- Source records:
━━━━

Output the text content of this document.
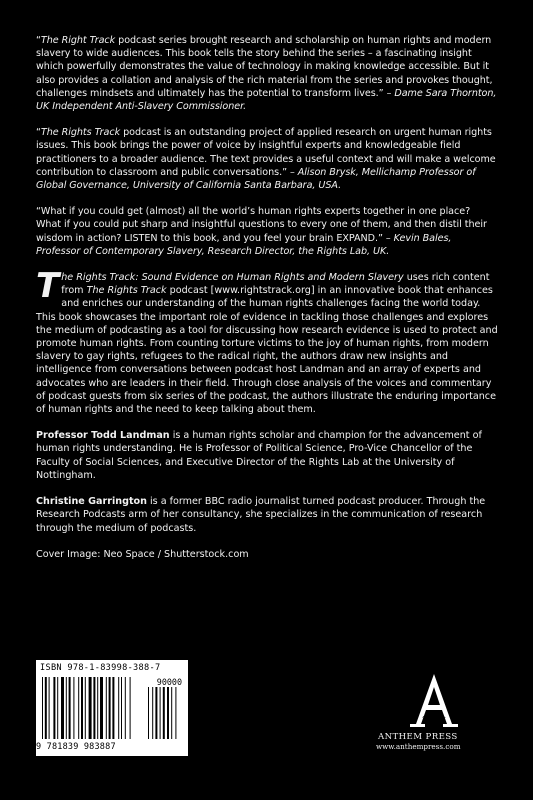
“The Right Track podcast series brought research and scholarship on human rights and modern slavery to wide audiences. This book tells the story behind the series – a fascinating insight which powerfully demonstrates the value of technology in making knowledge accessible. But it also provides a collation and analysis of the rich material from the series and provokes thought, challenges mindsets and ultimately has the potential to transform lives.” – Dame Sara Thornton, UK Independent Anti-Slavery Commissioner.

“The Rights Track podcast is an outstanding project of applied research on urgent human rights issues. This book brings the power of voice by insightful experts and knowledgeable field practitioners to a broader audience. The text provides a useful context and will make a welcome contribution to classroom and public conversations.” – Alison Brysk, Mellichamp Professor of Global Governance, University of California Santa Barbara, USA.

“What if you could get (almost) all the world’s human rights experts together in one place? What if you could put sharp and insightful questions to every one of them, and then distil their wisdom in action? LISTEN to this book, and you feel your brain EXPAND.” – Kevin Bales, Professor of Contemporary Slavery, Research Director, the Rights Lab, UK.

The Rights Track: Sound Evidence on Human Rights and Modern Slavery uses rich content from The Rights Track podcast [www.rightstrack.org] in an innovative book that enhances and enriches our understanding of the human rights challenges facing the world today. This book showcases the important role of evidence in tackling those challenges and explores the medium of podcasting as a tool for discussing how research evidence is used to protect and promote human rights. From counting torture victims to the joy of human rights, from modern slavery to gay rights, refugees to the radical right, the authors draw new insights and intelligence from conversations between podcast host Landman and an array of experts and advocates who are leaders in their field. Through close analysis of the voices and commentary of podcast guests from six series of the podcast, the authors illustrate the enduring importance of human rights and the need to keep talking about them.

Professor Todd Landman is a human rights scholar and champion for the advancement of human rights understanding. He is Professor of Political Science, Pro-Vice Chancellor of the Faculty of Social Sciences, and Executive Director of the Rights Lab at the University of Nottingham.

Christine Garrington is a former BBC radio journalist turned podcast producer. Through the Research Podcasts arm of her consultancy, she specializes in the communication of research through the medium of podcasts.

Cover Image: Neo Space / Shutterstock.com

ISBN 978-1-83998-388-7
90000
9 781839 983887
ANTHEM PRESS
www.anthempress.com
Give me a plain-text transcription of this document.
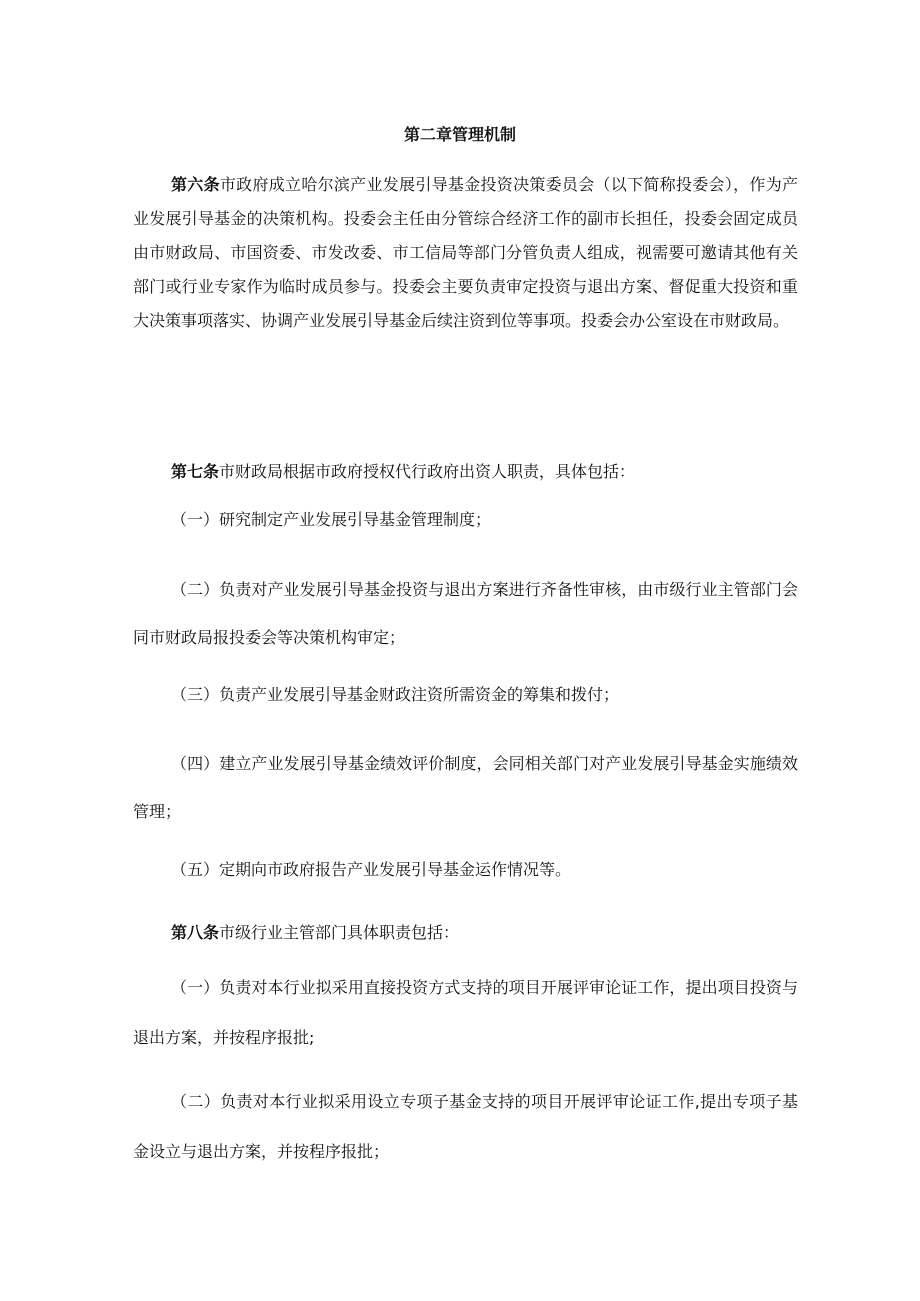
第二章管理机制
第六条市政府成立哈尔滨产业发展引导基金投资决策委员会（以下简称投委会），作为产业发展引导基金的决策机构。投委会主任由分管综合经济工作的副市长担任，投委会固定成员由市财政局、市国资委、市发改委、市工信局等部门分管负责人组成，视需要可邀请其他有关部门或行业专家作为临时成员参与。投委会主要负责审定投资与退出方案、督促重大投资和重大决策事项落实、协调产业发展引导基金后续注资到位等事项。投委会办公室设在市财政局。
第七条市财政局根据市政府授权代行政府出资人职责，具体包括：
（一）研究制定产业发展引导基金管理制度；
（二）负责对产业发展引导基金投资与退出方案进行齐备性审核，由市级行业主管部门会同市财政局报投委会等决策机构审定；
（三）负责产业发展引导基金财政注资所需资金的筹集和拨付；
（四）建立产业发展引导基金绩效评价制度，会同相关部门对产业发展引导基金实施绩效管理；
（五）定期向市政府报告产业发展引导基金运作情况等。
第八条市级行业主管部门具体职责包括：
（一）负责对本行业拟采用直接投资方式支持的项目开展评审论证工作，提出项目投资与退出方案，并按程序报批;
（二）负责对本行业拟采用设立专项子基金支持的项目开展评审论证工作,提出专项子基金设立与退出方案，并按程序报批；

━━━━

- Task directions:
Give back every line exactly as it stands, pictures excluded.

- Written response:
Output the text content of this document.
“The Right Track podcast series brought research and scholarship on human rights and modern slavery to wide audiences. This book tells the story behind the series – a fascinating insight which powerfully demonstrates the value of technology in making knowledge accessible. But it also provides a collation and analysis of the rich material from the series and provokes thought, challenges mindsets and ultimately has the potential to transform lives.” – Dame Sara Thornton, UK Independent Anti-Slavery Commissioner.

“The Rights Track podcast is an outstanding project of applied research on urgent human rights issues. This book brings the power of voice by insightful experts and knowledgeable field practitioners to a broader audience. The text provides a useful context and will make a welcome contribution to classroom and public conversations.” – Alison Brysk, Mellichamp Professor of Global Governance, University of California Santa Barbara, USA.

“What if you could get (almost) all the world’s human rights experts together in one place? What if you could put sharp and insightful questions to every one of them, and then distil their wisdom in action? LISTEN to this book, and you feel your brain EXPAND.” – Kevin Bales, Professor of Contemporary Slavery, Research Director, the Rights Lab, UK.

The Rights Track: Sound Evidence on Human Rights and Modern Slavery uses rich content from The Rights Track podcast [www.rightstrack.org] in an innovative book that enhances and enriches our understanding of the human rights challenges facing the world today. This book showcases the important role of evidence in tackling those challenges and explores the medium of podcasting as a tool for discussing how research evidence is used to protect and promote human rights. From counting torture victims to the joy of human rights, from modern slavery to gay rights, refugees to the radical right, the authors draw new insights and intelligence from conversations between podcast host Landman and an array of experts and advocates who are leaders in their field. Through close analysis of the voices and commentary of podcast guests from six series of the podcast, the authors illustrate the enduring importance of human rights and the need to keep talking about them.

Professor Todd Landman is a human rights scholar and champion for the advancement of human rights understanding. He is Professor of Political Science, Pro-Vice Chancellor of the Faculty of Social Sciences, and Executive Director of the Rights Lab at the University of Nottingham.

Christine Garrington is a former BBC radio journalist turned podcast producer. Through the Research Podcasts arm of her consultancy, she specializes in the communication of research through the medium of podcasts.

Cover Image: Neo Space / Shutterstock.com

ISBN 978-1-83998-388-7
90000
9 781839 983887
ANTHEM PRESS
www.anthempress.com
Give me a plain-text transcription of this document.
第二章管理机制
第六条市政府成立哈尔滨产业发展引导基金投资决策委员会（以下简称投委会），作为产业发展引导基金的决策机构。投委会主任由分管综合经济工作的副市长担任，投委会固定成员由市财政局、市国资委、市发改委、市工信局等部门分管负责人组成，视需要可邀请其他有关部门或行业专家作为临时成员参与。投委会主要负责审定投资与退出方案、督促重大投资和重大决策事项落实、协调产业发展引导基金后续注资到位等事项。投委会办公室设在市财政局。
第七条市财政局根据市政府授权代行政府出资人职责，具体包括：
（一）研究制定产业发展引导基金管理制度；
（二）负责对产业发展引导基金投资与退出方案进行齐备性审核，由市级行业主管部门会同市财政局报投委会等决策机构审定；
（三）负责产业发展引导基金财政注资所需资金的筹集和拨付；
（四）建立产业发展引导基金绩效评价制度，会同相关部门对产业发展引导基金实施绩效管理；
（五）定期向市政府报告产业发展引导基金运作情况等。
第八条市级行业主管部门具体职责包括：
（一）负责对本行业拟采用直接投资方式支持的项目开展评审论证工作，提出项目投资与退出方案，并按程序报批;
（二）负责对本行业拟采用设立专项子基金支持的项目开展评审论证工作,提出专项子基金设立与退出方案，并按程序报批；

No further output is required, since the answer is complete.